■ Problem to work on
All records should be reproduced verbatim.

>> begin Recorded data

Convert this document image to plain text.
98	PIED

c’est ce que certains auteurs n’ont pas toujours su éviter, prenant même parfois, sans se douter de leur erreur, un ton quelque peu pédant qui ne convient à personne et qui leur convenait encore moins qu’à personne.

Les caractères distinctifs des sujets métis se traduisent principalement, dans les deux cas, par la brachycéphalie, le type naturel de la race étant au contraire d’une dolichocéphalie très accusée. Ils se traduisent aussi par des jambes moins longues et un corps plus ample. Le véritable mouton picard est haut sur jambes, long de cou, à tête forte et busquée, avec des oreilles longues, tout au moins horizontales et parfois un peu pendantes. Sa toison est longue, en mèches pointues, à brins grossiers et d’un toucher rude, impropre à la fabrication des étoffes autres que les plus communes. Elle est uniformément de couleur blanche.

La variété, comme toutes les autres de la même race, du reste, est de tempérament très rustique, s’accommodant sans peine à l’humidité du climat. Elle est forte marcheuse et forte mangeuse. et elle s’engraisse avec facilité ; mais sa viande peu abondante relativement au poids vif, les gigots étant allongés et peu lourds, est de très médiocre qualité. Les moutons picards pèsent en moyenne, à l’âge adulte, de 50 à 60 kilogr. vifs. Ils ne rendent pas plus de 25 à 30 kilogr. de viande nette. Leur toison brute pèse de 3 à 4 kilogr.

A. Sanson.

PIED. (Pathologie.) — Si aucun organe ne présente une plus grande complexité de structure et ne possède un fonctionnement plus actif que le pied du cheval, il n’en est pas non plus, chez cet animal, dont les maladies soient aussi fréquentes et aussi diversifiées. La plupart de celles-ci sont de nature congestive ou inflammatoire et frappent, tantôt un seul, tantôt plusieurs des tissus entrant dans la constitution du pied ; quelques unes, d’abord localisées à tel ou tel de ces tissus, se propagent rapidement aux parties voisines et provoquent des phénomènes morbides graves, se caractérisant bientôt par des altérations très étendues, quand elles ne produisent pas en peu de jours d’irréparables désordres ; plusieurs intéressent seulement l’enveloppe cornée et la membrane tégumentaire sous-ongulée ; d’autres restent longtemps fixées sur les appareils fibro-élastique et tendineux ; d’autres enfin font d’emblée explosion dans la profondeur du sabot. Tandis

>> end Recorded data

■ Exercise result
Convert this document image to plain text.
98	PIED

c’est ce que certains auteurs n’ont pas toujours su éviter, prenant même parfois, sans se douter de leur erreur, un ton quelque peu pédant qui ne convient à personne et qui leur convenait encore moins qu’à personne.

Les caractères distinctifs des sujets métis se traduisent principalement, dans les deux cas, par la brachycéphalie, le type naturel de la race étant au contraire d’une dolichocéphalie très accusée. Ils se traduisent aussi par des jambes moins longues et un corps plus ample. Le véritable mouton picard est haut sur jambes, long de cou, à tête forte et busquée, avec des oreilles longues, tout au moins horizontales et parfois un peu pendantes. Sa toison est longue, en mèches pointues, à brins grossiers et d’un toucher rude, impropre à la fabrication des étoffes autres que les plus communes. Elle est uniformément de couleur blanche.

La variété, comme toutes les autres de la même race, du reste, est de tempérament très rustique, s’accommodant sans peine à l’humidité du climat. Elle est forte marcheuse et forte mangeuse. et elle s’engraisse avec facilité ; mais sa viande peu abondante relativement au poids vif, les gigots étant allongés et peu lourds, est de très médiocre qualité. Les moutons picards pèsent en moyenne, à l’âge adulte, de 50 à 60 kilogr. vifs. Ils ne rendent pas plus de 25 à 30 kilogr. de viande nette. Leur toison brute pèse de 3 à 4 kilogr.

A. Sanson.

PIED. (Pathologie.) — Si aucun organe ne présente une plus grande complexité de structure et ne possède un fonctionnement plus actif que le pied du cheval, il n’en est pas non plus, chez cet animal, dont les maladies soient aussi fréquentes et aussi diversifiées. La plupart de celles-ci sont de nature congestive ou inflammatoire et frappent, tantôt un seul, tantôt plusieurs des tissus entrant dans la constitution du pied ; quelques unes, d’abord localisées à tel ou tel de ces tissus, se propagent rapidement aux parties voisines et provoquent des phénomènes morbides graves, se caractérisant bientôt par des altérations très étendues, quand elles ne produisent pas en peu de jours d’irréparables désordres ; plusieurs intéressent seulement l’enveloppe cornée et la membrane tégumentaire sous-ongulée ; d’autres restent longtemps fixées sur les appareils fibro-élastique et tendineux ; d’autres enfin font d’emblée explosion dans la profondeur du sabot. Tandis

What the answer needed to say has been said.